Montag, 24. Februar 2014

Wir haben einen angenehmen Text ausgesucht. Laudatio zur Vergabe des BLA-Preises 2014



Ein Programmhefttext muss die Axt sein für das gefrorene Meer in uns. Was Franz Kafka über das Buch schrieb, kann, wenn wir heute den besten Ankündigungstext des 100° Festivals 2014 auszeichnen, auch nicht verkehrt sein. Wer in der vom wissenschaftlichen Fachdiskurs bisher eher stiefmütterlich behandelten Form lediglich ein Marketing-Tool sieht, verkennt die spezifischen Qualitäten, die das Genre bietet: Der literarische Möglichkeitsraum erstreckt sich hier nicht ins Unendliche, sondern ist streng auf 700 Anschläge begrenzt. Eine Einschränkung, die die Autor/innen vor eine Herausforderung stellt und Präzision, Konkretion und eine schweinegeile Idee verlangt: Mit einem andauernden lauwarmen Föhnlüftchen hat noch niemand einen Ozean aufgetaut. Wie ein Axthieb muss der Text einschlagen, muss das gefrorene Meer in uns gleichsam zerbersten, unsere Augen und Seelen für das nachfolgend Hinzukommende – die Aufführung – weiten.

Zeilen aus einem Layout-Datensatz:

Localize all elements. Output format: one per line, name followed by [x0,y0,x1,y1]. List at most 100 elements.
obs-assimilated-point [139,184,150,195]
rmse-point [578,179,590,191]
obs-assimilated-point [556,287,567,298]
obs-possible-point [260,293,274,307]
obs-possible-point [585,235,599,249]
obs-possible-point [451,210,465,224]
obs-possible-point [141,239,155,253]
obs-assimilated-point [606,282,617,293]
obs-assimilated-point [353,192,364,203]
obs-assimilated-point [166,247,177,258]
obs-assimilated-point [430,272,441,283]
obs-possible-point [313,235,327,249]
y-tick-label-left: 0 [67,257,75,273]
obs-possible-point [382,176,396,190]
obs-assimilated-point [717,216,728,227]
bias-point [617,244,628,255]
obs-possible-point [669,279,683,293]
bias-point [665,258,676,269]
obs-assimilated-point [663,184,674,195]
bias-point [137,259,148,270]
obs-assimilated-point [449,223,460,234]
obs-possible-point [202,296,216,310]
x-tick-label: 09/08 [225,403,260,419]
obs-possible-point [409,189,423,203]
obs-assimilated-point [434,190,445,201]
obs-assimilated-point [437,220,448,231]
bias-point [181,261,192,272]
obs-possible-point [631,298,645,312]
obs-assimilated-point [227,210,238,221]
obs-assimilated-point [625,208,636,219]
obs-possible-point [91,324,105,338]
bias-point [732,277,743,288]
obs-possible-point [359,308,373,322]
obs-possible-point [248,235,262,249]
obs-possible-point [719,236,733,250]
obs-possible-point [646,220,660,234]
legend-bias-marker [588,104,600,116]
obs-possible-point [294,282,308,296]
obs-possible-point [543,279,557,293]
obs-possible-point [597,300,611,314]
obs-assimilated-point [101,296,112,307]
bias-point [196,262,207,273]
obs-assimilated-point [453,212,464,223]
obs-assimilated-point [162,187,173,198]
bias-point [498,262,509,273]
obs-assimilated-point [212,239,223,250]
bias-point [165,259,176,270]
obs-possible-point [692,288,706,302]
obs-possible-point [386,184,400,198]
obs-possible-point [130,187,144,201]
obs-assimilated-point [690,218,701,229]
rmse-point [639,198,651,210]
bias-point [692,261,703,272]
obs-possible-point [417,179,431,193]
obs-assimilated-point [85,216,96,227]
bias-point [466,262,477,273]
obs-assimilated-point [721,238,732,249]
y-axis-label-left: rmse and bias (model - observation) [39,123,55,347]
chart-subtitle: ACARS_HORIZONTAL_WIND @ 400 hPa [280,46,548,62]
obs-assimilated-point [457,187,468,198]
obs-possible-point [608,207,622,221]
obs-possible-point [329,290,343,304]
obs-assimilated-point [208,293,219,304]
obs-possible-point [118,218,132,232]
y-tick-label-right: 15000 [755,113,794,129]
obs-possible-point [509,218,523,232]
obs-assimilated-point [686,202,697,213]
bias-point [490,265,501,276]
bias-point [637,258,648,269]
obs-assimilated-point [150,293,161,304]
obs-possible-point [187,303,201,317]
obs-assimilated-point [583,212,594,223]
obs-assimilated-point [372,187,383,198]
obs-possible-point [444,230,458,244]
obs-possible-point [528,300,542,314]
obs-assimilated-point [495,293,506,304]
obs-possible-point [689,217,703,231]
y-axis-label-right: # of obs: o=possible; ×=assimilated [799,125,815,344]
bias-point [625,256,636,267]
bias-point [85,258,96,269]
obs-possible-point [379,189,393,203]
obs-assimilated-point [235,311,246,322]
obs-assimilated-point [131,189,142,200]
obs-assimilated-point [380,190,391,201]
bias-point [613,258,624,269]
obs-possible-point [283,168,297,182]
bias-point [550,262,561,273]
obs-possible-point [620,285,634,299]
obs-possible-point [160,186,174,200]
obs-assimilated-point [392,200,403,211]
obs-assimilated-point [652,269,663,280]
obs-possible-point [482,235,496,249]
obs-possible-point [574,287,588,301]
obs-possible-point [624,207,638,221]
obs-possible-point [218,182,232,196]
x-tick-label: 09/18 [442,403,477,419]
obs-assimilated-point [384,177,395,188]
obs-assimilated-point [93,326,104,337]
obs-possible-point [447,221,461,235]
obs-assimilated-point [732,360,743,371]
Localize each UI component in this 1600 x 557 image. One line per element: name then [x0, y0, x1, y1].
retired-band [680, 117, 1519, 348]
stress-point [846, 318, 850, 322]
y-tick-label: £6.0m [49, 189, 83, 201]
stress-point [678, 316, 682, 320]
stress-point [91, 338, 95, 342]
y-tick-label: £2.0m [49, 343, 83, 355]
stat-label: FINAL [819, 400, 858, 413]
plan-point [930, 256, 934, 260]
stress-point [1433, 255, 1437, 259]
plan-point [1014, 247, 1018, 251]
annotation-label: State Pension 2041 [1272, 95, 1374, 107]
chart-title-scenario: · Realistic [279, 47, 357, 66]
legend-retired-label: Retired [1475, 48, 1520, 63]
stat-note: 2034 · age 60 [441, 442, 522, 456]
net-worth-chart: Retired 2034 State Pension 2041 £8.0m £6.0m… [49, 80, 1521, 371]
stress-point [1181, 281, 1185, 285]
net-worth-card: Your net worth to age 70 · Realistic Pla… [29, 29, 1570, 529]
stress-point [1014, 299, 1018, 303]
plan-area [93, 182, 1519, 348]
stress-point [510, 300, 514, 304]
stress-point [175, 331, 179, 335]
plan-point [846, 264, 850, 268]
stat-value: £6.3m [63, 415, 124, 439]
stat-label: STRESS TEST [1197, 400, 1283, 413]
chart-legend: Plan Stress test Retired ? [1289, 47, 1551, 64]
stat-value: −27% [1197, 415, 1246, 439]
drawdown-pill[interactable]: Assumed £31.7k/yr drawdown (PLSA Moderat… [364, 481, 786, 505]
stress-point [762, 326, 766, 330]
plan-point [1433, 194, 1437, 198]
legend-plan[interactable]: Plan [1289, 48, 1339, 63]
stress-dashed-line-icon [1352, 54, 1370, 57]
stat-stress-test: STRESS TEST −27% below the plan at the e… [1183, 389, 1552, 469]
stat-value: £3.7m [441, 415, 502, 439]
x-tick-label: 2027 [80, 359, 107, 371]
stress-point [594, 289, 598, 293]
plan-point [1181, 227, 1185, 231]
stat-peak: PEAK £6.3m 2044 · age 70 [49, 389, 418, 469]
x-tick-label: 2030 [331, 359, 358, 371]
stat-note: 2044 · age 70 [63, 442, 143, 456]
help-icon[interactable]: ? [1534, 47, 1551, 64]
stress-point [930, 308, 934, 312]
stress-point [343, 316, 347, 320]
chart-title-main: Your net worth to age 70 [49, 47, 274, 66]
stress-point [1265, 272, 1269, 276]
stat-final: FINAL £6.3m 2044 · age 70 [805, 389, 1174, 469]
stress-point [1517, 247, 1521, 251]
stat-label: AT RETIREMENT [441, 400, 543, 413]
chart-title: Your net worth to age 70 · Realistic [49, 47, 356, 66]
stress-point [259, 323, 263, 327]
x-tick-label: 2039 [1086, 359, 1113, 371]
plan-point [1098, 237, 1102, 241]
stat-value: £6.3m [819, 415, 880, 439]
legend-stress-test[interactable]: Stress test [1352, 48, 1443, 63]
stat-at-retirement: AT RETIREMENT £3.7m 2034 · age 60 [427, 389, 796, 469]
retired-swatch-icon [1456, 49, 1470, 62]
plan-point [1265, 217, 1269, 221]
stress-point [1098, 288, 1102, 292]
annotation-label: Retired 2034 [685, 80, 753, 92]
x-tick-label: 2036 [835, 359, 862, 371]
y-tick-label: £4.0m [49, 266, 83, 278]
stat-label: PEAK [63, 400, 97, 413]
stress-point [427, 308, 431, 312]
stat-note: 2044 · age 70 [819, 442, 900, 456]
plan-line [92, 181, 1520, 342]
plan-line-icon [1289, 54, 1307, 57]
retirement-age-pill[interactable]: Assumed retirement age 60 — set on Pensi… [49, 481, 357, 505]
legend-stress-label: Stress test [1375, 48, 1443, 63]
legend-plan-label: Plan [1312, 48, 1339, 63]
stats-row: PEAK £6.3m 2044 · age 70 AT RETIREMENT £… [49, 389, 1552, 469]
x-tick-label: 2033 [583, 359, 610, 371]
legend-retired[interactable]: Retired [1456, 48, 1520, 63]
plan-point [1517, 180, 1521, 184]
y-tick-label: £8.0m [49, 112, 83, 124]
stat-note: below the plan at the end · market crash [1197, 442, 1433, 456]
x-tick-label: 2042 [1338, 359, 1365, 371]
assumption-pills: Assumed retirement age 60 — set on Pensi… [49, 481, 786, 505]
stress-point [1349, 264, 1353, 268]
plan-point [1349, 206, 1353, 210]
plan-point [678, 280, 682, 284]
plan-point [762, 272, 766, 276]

## [Aufgabe]
Setze die Laudatio zur Vergabe des BLA-Preises 2014 im Anschluss an ihren letzten Satz fort.

## [Ergebnis]
Lobende Erwähnungen

Bevor wir gleich den Preis der 100WORT-Jury für den Besonders Lobenswerten Ankündigungstext – BLA – vergeben, möchten wir zwei Texte lobend erwähnen und ihre Autoren mit Gutscheinen für das präziseste aller Getränke belohnen: Wodka-Shots.

Mit der ersten Schnapsrunde zeichnen wir einen Text aus, der uns anspricht. Das lyrische Wir richtet sich unmittelbar an ein Du, die Kluft zwischen Leser und Autor wird via Kettenmail leichtfüßig überquert. Das Motiv des Zusammenführens, der Begegnung, wird auf inhaltlicher Ebene fortgeführt: Okkultismus, Jane Fonda Workout und die Erlösung des zeitgenössischen Tanzes – spielerisch bringt der Text zusammen, was nicht zusammengehört. Wir bleiben verhext zurück. Eine Lobende Erwähnung der Jury geht an Flesh System für #Abyss.Witchroulette. Please come to the stage.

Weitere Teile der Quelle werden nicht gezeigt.